(begin)

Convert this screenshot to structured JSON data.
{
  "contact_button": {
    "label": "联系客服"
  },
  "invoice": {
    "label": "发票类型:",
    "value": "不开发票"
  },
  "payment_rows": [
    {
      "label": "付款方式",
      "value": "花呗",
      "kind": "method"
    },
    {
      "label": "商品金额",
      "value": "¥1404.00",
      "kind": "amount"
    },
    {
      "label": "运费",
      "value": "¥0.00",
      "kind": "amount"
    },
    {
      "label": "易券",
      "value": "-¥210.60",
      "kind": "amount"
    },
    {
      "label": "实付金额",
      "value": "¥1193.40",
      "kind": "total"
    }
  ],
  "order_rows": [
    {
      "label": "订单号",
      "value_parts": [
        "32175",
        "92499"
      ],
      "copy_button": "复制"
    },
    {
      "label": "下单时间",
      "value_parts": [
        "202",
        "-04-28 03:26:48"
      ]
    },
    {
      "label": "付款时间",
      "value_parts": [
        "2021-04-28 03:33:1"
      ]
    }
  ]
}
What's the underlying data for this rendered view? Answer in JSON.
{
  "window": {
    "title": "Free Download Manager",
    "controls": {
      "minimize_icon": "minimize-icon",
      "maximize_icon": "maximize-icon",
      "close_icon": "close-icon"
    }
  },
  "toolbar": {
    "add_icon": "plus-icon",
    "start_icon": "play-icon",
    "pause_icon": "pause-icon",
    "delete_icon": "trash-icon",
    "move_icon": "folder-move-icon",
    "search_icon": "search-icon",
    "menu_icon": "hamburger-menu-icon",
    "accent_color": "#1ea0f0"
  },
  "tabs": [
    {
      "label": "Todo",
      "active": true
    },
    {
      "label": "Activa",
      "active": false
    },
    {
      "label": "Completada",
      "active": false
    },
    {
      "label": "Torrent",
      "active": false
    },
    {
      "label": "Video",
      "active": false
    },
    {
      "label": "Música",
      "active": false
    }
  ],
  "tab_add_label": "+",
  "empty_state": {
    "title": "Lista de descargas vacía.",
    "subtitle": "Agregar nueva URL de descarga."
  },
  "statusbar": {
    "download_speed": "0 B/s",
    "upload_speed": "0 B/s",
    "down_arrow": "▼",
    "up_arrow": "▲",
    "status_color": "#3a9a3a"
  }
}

(end)

▶ _Work to complete_:
Each line of the material above must be retyped precisely.

▶ _Full answer_:
Convert this screenshot to structured JSON data.
{
  "contact_button": {
    "label": "联系客服"
  },
  "invoice": {
    "label": "发票类型:",
    "value": "不开发票"
  },
  "payment_rows": [
    {
      "label": "付款方式",
      "value": "花呗",
      "kind": "method"
    },
    {
      "label": "商品金额",
      "value": "¥1404.00",
      "kind": "amount"
    },
    {
      "label": "运费",
      "value": "¥0.00",
      "kind": "amount"
    },
    {
      "label": "易券",
      "value": "-¥210.60",
      "kind": "amount"
    },
    {
      "label": "实付金额",
      "value": "¥1193.40",
      "kind": "total"
    }
  ],
  "order_rows": [
    {
      "label": "订单号",
      "value_parts": [
        "32175",
        "92499"
      ],
      "copy_button": "复制"
    },
    {
      "label": "下单时间",
      "value_parts": [
        "202",
        "-04-28 03:26:48"
      ]
    },
    {
      "label": "付款时间",
      "value_parts": [
        "2021-04-28 03:33:1"
      ]
    }
  ]
}
What's the underlying data for this rendered view? Answer in JSON.
{
  "window": {
    "title": "Free Download Manager",
    "controls": {
      "minimize_icon": "minimize-icon",
      "maximize_icon": "maximize-icon",
      "close_icon": "close-icon"
    }
  },
  "toolbar": {
    "add_icon": "plus-icon",
    "start_icon": "play-icon",
    "pause_icon": "pause-icon",
    "delete_icon": "trash-icon",
    "move_icon": "folder-move-icon",
    "search_icon": "search-icon",
    "menu_icon": "hamburger-menu-icon",
    "accent_color": "#1ea0f0"
  },
  "tabs": [
    {
      "label": "Todo",
      "active": true
    },
    {
      "label": "Activa",
      "active": false
    },
    {
      "label": "Completada",
      "active": false
    },
    {
      "label": "Torrent",
      "active": false
    },
    {
      "label": "Video",
      "active": false
    },
    {
      "label": "Música",
      "active": false
    }
  ],
  "tab_add_label": "+",
  "empty_state": {
    "title": "Lista de descargas vacía.",
    "subtitle": "Agregar nueva URL de descarga."
  },
  "statusbar": {
    "download_speed": "0 B/s",
    "upload_speed": "0 B/s",
    "down_arrow": "▼",
    "up_arrow": "▲",
    "status_color": "#3a9a3a"
  }
}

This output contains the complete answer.